Task to carry out :: Search the listing below for the string "Diya" and show each line that contains it.

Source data
_____
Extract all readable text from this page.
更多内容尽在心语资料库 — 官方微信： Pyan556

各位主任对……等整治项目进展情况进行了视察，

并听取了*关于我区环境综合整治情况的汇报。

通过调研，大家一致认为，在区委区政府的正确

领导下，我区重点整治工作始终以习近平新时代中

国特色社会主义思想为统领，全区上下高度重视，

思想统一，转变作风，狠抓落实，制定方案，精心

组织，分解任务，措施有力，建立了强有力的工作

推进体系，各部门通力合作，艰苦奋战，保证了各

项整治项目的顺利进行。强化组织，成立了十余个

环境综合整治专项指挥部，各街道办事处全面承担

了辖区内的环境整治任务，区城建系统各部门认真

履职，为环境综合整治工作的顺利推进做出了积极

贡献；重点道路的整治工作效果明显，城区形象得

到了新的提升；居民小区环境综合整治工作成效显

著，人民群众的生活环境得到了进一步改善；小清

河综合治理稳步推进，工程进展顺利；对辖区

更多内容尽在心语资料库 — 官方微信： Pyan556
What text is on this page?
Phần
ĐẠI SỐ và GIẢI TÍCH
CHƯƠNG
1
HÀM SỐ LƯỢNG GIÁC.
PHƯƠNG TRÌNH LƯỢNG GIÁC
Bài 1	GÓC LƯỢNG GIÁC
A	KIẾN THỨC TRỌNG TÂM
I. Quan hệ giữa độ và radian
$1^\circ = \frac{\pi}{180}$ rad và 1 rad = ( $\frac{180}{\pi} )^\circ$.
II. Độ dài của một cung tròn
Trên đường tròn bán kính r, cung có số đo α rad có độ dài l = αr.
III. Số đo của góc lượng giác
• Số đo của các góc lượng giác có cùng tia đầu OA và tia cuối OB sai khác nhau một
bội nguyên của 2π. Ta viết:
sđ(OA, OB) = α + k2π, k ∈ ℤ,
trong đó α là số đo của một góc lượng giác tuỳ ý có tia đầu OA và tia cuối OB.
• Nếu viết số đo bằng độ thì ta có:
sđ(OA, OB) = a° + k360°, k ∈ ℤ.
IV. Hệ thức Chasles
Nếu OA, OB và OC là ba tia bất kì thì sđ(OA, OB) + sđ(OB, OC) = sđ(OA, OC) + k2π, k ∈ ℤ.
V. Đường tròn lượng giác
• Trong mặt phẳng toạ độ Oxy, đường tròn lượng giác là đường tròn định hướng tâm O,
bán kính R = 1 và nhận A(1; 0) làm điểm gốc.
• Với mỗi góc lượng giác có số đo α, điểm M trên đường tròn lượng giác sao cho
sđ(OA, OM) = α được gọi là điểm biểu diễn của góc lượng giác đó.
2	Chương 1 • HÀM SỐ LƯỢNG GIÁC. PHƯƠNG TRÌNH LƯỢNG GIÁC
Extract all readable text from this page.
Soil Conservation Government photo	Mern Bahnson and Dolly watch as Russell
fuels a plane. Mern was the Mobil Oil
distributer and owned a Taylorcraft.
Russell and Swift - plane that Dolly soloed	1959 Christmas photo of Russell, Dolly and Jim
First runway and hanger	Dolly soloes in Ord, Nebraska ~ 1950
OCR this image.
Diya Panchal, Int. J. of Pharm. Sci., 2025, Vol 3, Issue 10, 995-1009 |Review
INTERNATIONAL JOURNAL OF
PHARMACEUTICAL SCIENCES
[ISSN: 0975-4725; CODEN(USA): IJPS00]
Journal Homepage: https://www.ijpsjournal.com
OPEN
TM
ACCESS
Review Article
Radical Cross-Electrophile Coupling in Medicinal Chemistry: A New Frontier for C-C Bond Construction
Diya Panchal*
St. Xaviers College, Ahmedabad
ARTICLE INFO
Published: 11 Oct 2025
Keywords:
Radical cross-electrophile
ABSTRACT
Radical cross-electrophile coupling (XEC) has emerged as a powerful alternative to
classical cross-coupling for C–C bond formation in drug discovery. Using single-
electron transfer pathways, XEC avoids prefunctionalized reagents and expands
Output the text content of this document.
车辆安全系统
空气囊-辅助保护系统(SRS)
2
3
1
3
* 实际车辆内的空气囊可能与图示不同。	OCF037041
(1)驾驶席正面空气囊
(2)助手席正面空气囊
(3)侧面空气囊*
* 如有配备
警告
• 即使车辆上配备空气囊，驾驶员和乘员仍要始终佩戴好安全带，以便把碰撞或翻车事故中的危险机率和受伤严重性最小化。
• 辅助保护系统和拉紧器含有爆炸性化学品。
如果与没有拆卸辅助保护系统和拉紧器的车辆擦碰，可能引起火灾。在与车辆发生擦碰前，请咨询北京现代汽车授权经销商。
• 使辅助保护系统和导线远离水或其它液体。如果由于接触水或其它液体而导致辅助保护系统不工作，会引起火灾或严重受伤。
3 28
_____
Task solution ::
Diya Panchal, Int. J. of Pharm. Sci., 2025, Vol 3, Issue 10, 995-1009 |Review
Diya Panchal*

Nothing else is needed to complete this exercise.